## start Task inputs
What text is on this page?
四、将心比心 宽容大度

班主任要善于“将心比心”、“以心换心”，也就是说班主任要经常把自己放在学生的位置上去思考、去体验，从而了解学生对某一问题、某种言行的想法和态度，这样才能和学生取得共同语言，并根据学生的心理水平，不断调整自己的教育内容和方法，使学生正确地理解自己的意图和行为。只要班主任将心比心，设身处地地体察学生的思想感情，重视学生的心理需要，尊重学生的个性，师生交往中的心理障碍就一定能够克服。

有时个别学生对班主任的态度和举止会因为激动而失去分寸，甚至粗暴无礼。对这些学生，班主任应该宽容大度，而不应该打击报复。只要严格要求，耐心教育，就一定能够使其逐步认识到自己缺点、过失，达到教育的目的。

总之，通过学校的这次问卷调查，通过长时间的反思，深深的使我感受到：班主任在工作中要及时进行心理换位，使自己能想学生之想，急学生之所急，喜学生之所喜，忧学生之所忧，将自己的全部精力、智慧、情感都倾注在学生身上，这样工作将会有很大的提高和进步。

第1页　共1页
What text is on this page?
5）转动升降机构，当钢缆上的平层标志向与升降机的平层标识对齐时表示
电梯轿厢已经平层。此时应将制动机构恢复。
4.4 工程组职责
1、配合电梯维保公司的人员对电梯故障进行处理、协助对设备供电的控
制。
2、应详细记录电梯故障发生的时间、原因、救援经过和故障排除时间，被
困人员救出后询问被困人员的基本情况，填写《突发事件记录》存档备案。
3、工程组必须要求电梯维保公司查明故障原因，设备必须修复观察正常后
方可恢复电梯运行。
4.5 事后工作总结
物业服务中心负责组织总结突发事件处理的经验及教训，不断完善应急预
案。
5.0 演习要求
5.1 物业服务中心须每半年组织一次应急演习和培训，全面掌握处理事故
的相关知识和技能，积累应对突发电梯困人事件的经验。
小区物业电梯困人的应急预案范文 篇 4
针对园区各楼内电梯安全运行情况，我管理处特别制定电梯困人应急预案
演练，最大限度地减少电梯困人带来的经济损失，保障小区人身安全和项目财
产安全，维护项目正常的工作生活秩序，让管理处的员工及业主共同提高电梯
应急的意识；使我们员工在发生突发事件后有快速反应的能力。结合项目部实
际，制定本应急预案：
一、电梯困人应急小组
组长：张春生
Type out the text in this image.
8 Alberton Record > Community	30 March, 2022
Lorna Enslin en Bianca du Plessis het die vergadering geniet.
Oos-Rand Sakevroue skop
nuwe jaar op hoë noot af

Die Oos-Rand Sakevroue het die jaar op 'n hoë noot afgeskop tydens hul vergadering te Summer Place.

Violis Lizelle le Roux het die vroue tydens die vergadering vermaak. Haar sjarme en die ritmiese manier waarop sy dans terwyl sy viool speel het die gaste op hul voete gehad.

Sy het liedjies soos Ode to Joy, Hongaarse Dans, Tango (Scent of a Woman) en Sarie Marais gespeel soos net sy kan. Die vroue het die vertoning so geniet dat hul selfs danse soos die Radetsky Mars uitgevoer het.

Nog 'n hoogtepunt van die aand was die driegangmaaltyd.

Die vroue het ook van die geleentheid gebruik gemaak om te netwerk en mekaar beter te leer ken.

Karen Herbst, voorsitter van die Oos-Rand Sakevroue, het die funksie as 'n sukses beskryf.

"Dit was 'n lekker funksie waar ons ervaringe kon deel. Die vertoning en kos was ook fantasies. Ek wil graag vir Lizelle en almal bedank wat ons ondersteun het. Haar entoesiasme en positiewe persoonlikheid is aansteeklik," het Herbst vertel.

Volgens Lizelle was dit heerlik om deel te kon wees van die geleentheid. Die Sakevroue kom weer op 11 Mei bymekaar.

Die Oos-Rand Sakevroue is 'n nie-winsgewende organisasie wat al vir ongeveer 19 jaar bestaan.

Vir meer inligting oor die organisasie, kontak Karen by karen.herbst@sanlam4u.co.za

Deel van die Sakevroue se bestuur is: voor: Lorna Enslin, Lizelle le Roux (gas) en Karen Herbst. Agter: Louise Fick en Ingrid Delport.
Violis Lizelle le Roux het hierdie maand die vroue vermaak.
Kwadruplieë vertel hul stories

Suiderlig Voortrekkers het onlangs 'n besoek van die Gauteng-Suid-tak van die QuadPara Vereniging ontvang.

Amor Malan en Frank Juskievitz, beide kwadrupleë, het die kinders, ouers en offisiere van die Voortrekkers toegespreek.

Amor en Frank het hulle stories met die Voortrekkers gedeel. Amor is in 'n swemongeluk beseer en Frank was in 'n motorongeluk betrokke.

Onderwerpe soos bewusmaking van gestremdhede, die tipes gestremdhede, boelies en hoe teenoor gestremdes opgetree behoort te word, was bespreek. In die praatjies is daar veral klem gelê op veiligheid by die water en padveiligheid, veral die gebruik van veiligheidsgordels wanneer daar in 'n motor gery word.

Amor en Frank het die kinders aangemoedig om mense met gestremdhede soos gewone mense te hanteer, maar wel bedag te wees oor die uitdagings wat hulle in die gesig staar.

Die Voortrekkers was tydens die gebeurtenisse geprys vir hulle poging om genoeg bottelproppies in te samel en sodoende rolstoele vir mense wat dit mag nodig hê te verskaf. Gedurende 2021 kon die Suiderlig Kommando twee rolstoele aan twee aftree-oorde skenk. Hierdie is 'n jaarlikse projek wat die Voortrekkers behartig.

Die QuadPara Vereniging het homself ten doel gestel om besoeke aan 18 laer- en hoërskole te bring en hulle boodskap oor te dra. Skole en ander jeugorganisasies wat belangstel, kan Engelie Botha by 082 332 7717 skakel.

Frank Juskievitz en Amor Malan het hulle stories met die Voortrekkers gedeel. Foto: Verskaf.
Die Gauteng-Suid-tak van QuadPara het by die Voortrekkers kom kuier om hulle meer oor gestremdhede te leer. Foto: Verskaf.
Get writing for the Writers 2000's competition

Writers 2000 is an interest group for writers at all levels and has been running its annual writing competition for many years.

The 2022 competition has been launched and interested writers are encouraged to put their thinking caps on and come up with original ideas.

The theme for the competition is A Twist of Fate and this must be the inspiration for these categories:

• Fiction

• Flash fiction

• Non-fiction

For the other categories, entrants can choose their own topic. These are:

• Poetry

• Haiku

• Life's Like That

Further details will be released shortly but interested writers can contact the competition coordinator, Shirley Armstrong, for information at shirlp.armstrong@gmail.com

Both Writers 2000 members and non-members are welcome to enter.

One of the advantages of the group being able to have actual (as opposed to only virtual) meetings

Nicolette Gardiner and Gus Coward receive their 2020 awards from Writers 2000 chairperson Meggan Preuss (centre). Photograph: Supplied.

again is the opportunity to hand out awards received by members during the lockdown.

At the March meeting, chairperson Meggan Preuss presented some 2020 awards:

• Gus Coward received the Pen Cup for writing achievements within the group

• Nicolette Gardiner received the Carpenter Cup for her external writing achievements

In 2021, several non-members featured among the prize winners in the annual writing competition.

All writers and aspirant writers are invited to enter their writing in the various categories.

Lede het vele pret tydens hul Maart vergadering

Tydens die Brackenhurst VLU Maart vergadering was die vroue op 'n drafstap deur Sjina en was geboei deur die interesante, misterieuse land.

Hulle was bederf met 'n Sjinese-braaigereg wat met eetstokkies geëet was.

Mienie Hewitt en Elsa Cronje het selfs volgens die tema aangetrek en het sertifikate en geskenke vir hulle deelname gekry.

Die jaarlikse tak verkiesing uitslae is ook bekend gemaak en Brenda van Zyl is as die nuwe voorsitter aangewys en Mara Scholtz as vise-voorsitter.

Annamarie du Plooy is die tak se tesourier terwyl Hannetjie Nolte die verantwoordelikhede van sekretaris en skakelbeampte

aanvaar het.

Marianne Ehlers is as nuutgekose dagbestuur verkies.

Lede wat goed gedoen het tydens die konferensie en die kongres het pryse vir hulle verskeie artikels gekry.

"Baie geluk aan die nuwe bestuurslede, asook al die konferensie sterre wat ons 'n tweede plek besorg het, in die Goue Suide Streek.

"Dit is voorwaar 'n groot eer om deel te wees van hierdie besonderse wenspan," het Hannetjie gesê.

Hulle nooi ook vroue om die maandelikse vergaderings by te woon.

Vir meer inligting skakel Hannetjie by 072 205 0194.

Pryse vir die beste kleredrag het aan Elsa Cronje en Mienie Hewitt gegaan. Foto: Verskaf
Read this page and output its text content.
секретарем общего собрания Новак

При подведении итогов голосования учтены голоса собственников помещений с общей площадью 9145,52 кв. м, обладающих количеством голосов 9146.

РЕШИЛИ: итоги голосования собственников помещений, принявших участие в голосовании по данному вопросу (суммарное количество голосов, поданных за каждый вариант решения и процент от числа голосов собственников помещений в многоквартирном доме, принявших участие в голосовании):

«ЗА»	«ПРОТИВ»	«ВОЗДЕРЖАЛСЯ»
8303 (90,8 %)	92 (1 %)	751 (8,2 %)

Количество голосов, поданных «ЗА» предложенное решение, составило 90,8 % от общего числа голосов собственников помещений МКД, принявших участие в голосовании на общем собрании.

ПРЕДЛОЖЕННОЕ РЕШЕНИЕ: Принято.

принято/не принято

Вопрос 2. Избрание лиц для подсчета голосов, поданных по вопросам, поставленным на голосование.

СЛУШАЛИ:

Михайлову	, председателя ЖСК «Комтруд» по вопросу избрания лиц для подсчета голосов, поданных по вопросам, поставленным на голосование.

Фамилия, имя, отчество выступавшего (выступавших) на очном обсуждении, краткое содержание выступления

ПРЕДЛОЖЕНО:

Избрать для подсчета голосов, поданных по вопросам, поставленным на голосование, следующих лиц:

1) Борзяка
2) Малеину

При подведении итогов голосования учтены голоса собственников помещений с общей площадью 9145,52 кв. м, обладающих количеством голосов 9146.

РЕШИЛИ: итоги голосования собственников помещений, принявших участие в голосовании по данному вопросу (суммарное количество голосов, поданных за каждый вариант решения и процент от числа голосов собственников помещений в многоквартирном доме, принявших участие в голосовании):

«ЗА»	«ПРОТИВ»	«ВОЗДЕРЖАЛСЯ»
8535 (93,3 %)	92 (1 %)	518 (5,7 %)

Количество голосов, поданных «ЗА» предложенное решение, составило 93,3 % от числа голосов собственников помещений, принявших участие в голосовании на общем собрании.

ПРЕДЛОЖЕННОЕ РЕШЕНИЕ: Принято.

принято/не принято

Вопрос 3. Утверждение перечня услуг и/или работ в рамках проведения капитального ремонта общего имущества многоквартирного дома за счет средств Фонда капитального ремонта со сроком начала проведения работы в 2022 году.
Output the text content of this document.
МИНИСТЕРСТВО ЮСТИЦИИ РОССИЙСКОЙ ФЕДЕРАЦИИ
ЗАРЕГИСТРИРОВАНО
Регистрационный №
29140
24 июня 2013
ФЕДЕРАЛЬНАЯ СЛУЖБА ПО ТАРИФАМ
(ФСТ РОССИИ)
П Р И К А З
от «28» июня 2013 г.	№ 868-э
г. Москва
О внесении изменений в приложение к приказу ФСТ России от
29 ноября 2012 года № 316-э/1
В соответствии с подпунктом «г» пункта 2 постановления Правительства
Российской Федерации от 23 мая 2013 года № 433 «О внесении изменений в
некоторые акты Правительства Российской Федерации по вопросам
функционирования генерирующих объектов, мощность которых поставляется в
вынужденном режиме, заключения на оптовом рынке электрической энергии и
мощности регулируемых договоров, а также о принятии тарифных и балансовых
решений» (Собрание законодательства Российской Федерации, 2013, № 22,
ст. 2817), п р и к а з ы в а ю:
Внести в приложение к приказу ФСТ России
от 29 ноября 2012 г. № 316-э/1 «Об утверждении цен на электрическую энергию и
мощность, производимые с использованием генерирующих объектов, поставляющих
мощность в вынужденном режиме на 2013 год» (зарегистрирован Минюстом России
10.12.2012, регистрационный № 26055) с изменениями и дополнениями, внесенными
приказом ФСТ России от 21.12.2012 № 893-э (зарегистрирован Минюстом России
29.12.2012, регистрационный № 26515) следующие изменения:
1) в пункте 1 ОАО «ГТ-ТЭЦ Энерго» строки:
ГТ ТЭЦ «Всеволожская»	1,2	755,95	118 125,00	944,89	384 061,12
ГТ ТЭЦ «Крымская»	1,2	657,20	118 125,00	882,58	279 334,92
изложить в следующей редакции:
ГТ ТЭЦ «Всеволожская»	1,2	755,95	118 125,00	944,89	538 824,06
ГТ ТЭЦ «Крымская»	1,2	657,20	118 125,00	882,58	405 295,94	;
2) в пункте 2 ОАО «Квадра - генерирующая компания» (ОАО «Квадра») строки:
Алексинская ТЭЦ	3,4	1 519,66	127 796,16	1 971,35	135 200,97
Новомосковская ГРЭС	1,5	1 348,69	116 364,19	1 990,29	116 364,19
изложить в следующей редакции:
## end Task inputs
■ **Problem to work on**: Where a line above contains the word "Nicolette", copy that line.

■ **The response**:
Nicolette Gardiner and Gus Coward receive their 2020 awards from Writers 2000 chairperson Meggan Preuss (centre). Photograph: Supplied.
• Nicolette Gardiner received the Carpenter Cup for her external writing achievements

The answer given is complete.